■ What the task asks ■
Repeat all of the material exactly as given.

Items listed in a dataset

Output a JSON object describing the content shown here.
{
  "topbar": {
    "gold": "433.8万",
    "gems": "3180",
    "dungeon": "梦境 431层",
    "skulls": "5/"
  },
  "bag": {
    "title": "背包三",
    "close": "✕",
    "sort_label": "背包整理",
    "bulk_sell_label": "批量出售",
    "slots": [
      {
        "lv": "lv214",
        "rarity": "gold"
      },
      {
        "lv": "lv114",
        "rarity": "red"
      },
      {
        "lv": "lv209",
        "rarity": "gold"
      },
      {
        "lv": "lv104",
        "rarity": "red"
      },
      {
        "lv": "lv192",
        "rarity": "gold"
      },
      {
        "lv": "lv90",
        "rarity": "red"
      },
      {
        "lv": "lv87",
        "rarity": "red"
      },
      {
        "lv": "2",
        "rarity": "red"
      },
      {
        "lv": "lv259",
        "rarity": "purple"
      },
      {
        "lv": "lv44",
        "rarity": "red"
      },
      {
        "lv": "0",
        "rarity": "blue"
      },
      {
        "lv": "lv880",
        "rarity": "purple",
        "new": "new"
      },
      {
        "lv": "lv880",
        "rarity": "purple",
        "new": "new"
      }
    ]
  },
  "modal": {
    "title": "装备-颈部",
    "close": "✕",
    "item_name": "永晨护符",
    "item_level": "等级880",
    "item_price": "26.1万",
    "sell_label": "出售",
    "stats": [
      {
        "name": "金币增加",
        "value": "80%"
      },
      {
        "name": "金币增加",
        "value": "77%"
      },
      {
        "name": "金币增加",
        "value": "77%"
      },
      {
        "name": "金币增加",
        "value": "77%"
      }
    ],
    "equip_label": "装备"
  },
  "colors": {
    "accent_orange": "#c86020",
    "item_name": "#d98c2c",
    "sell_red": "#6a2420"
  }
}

■ Output for this task ■
Output a JSON object describing the content shown here.
{
  "topbar": {
    "gold": "433.8万",
    "gems": "3180",
    "dungeon": "梦境 431层",
    "skulls": "5/"
  },
  "bag": {
    "title": "背包三",
    "close": "✕",
    "sort_label": "背包整理",
    "bulk_sell_label": "批量出售",
    "slots": [
      {
        "lv": "lv214",
        "rarity": "gold"
      },
      {
        "lv": "lv114",
        "rarity": "red"
      },
      {
        "lv": "lv209",
        "rarity": "gold"
      },
      {
        "lv": "lv104",
        "rarity": "red"
      },
      {
        "lv": "lv192",
        "rarity": "gold"
      },
      {
        "lv": "lv90",
        "rarity": "red"
      },
      {
        "lv": "lv87",
        "rarity": "red"
      },
      {
        "lv": "2",
        "rarity": "red"
      },
      {
        "lv": "lv259",
        "rarity": "purple"
      },
      {
        "lv": "lv44",
        "rarity": "red"
      },
      {
        "lv": "0",
        "rarity": "blue"
      },
      {
        "lv": "lv880",
        "rarity": "purple",
        "new": "new"
      },
      {
        "lv": "lv880",
        "rarity": "purple",
        "new": "new"
      }
    ]
  },
  "modal": {
    "title": "装备-颈部",
    "close": "✕",
    "item_name": "永晨护符",
    "item_level": "等级880",
    "item_price": "26.1万",
    "sell_label": "出售",
    "stats": [
      {
        "name": "金币增加",
        "value": "80%"
      },
      {
        "name": "金币增加",
        "value": "77%"
      },
      {
        "name": "金币增加",
        "value": "77%"
      },
      {
        "name": "金币增加",
        "value": "77%"
      }
    ],
    "equip_label": "装备"
  },
  "colors": {
    "accent_orange": "#c86020",
    "item_name": "#d98c2c",
    "sell_red": "#6a2420"
  }
}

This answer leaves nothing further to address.